## start EXTRACTED RECORDS
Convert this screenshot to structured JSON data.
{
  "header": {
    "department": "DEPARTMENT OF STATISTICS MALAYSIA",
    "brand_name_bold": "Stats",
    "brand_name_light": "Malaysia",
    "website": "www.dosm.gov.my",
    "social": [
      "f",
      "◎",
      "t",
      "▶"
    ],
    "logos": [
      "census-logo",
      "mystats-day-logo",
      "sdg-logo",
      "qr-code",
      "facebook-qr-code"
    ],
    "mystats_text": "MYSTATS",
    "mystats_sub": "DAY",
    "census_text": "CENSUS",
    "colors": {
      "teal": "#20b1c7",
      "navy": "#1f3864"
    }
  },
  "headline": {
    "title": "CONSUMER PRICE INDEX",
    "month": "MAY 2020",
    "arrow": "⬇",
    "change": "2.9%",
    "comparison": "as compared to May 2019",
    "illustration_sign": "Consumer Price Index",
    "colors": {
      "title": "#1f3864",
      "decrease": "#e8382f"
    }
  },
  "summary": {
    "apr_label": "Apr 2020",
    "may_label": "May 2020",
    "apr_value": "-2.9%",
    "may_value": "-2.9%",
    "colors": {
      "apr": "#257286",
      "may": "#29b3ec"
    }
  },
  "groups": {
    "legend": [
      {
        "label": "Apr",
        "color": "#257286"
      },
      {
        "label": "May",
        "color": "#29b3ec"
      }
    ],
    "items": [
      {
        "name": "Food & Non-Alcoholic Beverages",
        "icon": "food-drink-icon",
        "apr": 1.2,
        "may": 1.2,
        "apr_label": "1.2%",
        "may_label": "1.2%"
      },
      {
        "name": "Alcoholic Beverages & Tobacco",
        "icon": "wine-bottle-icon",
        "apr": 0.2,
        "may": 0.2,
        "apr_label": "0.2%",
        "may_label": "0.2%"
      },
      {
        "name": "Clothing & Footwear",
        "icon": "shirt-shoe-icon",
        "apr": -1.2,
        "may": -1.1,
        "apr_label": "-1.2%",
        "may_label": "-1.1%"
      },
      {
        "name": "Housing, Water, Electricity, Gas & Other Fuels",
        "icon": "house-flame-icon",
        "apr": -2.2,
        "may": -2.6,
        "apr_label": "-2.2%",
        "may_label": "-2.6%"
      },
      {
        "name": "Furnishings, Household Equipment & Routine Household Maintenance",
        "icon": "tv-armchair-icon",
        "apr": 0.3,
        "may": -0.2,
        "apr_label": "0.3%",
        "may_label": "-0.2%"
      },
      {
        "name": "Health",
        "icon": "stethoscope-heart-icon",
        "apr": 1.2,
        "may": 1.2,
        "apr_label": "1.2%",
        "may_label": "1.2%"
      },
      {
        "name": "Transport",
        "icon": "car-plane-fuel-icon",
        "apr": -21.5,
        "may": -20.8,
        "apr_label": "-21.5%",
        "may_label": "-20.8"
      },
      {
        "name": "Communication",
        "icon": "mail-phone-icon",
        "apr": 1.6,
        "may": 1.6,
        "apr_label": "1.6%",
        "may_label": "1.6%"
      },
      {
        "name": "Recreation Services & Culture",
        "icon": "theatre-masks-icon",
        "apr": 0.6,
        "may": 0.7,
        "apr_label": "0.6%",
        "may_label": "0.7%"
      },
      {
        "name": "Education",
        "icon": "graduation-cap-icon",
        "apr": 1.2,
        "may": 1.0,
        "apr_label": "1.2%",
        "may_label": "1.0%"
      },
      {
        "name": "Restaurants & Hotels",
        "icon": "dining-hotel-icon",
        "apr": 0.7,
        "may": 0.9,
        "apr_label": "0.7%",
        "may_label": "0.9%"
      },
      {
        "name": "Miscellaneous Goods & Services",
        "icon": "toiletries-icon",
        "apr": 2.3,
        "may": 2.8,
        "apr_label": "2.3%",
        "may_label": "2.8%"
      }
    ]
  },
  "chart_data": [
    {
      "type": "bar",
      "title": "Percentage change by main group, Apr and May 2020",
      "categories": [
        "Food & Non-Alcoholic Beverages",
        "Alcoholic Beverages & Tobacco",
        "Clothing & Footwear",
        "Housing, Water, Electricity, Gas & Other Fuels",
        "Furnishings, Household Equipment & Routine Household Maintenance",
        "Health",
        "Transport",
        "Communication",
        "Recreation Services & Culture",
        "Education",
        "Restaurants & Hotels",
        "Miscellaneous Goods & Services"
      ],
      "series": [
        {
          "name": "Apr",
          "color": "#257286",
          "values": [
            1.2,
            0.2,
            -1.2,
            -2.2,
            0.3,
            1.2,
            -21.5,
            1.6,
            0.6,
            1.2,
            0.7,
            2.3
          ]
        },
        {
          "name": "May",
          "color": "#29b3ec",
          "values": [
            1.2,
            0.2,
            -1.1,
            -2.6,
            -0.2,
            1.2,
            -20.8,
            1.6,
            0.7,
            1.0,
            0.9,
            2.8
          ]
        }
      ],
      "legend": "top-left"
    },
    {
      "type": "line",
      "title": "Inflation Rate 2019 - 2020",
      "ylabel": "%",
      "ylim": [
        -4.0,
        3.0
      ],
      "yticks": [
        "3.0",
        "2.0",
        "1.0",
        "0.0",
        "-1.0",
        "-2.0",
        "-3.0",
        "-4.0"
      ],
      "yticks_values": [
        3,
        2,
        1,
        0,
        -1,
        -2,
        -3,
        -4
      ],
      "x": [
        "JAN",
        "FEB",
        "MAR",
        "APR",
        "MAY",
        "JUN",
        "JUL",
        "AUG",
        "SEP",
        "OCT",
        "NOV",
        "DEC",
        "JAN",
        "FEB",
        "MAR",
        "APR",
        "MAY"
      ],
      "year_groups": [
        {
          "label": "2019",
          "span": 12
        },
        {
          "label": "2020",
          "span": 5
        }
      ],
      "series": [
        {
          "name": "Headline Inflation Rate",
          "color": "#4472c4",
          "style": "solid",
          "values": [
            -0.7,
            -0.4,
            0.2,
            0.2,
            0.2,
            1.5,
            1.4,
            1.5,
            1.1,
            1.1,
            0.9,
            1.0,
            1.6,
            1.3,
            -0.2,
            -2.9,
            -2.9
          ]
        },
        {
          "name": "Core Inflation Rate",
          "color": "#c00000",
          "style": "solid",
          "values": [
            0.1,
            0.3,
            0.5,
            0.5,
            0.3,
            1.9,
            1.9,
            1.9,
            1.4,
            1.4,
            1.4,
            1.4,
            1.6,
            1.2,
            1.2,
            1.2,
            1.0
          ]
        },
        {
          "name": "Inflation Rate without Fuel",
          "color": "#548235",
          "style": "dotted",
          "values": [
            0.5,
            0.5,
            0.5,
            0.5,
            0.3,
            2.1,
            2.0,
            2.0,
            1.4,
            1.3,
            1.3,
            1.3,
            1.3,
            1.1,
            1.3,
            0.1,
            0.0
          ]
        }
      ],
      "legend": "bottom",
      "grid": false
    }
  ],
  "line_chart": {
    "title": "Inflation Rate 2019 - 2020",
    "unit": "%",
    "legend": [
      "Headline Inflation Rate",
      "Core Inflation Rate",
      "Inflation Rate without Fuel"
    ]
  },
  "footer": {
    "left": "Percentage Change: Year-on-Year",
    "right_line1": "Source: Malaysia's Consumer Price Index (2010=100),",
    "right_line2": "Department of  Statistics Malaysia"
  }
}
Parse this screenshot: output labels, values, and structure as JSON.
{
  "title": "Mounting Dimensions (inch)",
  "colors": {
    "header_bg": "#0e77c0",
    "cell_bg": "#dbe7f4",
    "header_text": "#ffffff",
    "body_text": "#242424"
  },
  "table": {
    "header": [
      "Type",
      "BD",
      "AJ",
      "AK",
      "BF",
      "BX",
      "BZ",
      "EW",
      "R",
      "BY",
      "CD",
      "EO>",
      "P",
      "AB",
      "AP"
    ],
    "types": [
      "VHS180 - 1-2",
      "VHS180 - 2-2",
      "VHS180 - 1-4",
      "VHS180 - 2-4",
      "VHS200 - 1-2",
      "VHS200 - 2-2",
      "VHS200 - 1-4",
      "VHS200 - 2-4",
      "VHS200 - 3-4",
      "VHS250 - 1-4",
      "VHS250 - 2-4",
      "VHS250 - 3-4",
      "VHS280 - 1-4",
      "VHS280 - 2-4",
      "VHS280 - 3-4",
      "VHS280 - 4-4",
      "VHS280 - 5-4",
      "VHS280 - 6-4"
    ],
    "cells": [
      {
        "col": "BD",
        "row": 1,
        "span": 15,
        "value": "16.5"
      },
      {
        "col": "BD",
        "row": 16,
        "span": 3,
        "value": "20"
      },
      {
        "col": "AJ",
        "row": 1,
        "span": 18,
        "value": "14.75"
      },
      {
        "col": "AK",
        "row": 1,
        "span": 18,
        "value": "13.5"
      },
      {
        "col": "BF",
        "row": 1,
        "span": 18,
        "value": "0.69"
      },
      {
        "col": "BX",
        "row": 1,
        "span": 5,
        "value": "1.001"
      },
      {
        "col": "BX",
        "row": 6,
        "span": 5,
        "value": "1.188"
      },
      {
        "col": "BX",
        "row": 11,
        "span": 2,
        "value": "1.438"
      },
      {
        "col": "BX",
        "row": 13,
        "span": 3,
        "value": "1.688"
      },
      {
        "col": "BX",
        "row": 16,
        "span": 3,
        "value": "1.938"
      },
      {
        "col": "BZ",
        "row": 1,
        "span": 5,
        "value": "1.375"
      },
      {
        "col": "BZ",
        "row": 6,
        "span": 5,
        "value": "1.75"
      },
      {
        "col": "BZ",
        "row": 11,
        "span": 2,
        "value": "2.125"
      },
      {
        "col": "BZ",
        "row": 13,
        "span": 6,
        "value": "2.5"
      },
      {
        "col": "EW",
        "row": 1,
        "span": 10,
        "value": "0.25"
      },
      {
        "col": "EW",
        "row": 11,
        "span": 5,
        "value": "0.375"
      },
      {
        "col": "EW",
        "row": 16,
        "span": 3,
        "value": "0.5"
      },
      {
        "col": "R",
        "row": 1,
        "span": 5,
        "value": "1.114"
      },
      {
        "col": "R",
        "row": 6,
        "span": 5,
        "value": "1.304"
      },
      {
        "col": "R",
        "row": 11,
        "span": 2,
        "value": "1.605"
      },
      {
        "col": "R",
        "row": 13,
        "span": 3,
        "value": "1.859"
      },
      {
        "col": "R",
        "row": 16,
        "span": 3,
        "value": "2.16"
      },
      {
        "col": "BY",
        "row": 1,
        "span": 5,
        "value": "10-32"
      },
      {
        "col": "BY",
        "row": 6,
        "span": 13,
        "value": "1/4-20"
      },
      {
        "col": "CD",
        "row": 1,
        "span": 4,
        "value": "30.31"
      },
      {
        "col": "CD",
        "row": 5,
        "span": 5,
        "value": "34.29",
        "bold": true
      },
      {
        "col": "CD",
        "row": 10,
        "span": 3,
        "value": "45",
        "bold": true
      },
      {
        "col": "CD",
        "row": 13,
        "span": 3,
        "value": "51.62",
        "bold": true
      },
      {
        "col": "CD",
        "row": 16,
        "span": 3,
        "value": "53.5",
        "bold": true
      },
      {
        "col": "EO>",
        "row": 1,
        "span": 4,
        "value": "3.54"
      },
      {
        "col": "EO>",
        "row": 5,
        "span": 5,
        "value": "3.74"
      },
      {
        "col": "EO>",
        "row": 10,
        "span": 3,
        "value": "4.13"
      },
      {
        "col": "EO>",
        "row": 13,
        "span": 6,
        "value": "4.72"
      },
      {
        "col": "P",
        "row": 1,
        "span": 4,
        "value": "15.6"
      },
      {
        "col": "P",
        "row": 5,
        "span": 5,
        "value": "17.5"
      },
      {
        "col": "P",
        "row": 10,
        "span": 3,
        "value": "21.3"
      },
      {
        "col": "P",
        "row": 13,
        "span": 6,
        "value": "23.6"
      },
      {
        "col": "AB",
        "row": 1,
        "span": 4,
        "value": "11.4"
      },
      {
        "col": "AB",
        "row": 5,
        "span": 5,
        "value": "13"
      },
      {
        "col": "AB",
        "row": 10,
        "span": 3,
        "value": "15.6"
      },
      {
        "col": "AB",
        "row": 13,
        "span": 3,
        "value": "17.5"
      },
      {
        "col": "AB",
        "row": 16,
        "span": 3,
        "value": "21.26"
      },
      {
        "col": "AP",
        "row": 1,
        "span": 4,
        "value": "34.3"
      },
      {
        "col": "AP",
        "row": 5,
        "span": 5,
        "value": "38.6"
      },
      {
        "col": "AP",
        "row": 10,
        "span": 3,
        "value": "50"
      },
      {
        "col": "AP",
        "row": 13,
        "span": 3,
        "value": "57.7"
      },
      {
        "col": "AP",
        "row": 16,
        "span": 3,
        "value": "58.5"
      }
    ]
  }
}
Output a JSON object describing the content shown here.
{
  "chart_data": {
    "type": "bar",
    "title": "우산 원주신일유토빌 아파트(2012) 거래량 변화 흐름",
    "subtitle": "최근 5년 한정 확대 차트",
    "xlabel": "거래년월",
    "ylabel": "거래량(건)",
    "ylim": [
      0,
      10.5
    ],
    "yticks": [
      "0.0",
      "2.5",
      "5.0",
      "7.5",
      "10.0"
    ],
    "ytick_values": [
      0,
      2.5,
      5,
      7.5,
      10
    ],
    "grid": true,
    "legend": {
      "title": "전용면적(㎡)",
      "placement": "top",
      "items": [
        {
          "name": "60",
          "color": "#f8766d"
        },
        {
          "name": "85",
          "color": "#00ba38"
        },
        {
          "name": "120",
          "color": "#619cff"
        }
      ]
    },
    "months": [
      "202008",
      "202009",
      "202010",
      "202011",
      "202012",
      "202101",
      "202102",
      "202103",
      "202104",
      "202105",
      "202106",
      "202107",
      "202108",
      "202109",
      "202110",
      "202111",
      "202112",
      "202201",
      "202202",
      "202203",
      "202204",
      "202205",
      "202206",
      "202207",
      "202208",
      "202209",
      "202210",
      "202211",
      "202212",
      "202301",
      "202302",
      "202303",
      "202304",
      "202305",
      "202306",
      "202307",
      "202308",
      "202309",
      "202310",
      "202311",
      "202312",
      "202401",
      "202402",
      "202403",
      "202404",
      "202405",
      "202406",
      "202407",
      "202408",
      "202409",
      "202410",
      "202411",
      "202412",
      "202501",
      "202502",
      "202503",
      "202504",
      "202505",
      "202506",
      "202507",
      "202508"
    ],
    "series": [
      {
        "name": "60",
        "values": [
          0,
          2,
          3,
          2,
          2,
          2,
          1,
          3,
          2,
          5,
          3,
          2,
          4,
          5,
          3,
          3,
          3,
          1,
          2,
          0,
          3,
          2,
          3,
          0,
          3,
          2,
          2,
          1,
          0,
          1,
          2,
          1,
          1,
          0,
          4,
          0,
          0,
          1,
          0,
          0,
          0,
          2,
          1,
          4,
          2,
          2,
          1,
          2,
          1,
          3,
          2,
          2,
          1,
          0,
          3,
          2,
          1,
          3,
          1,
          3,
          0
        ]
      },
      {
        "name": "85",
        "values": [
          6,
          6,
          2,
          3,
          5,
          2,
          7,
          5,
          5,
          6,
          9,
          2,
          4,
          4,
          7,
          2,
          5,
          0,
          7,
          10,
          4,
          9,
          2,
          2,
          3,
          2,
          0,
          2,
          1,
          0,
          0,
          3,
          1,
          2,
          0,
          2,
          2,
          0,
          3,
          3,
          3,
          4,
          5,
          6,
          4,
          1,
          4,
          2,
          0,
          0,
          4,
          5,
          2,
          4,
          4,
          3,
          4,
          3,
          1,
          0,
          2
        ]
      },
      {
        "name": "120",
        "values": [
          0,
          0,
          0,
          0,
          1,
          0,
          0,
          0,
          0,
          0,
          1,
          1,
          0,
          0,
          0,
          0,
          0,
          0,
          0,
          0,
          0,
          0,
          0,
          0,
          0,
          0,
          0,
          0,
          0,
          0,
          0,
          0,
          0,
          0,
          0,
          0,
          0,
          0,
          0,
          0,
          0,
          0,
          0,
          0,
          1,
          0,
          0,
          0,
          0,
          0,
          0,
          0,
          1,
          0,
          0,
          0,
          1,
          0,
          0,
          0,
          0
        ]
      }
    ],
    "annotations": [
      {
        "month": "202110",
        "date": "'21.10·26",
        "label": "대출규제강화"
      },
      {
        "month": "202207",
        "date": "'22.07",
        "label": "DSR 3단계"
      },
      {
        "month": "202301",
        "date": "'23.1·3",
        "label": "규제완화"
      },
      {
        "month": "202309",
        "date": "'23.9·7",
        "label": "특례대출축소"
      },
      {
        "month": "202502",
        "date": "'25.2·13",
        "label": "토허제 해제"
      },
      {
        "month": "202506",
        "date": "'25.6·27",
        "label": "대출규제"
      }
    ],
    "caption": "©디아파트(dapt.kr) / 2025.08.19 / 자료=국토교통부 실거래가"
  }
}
## end EXTRACTED RECORDS
Check each line above for the string "Routine", then copy the ones that have it.

COMPLETED TASK —
        "name": "Furnishings, Household Equipment & Routine Household Maintenance",
        "Furnishings, Household Equipment & Routine Household Maintenance",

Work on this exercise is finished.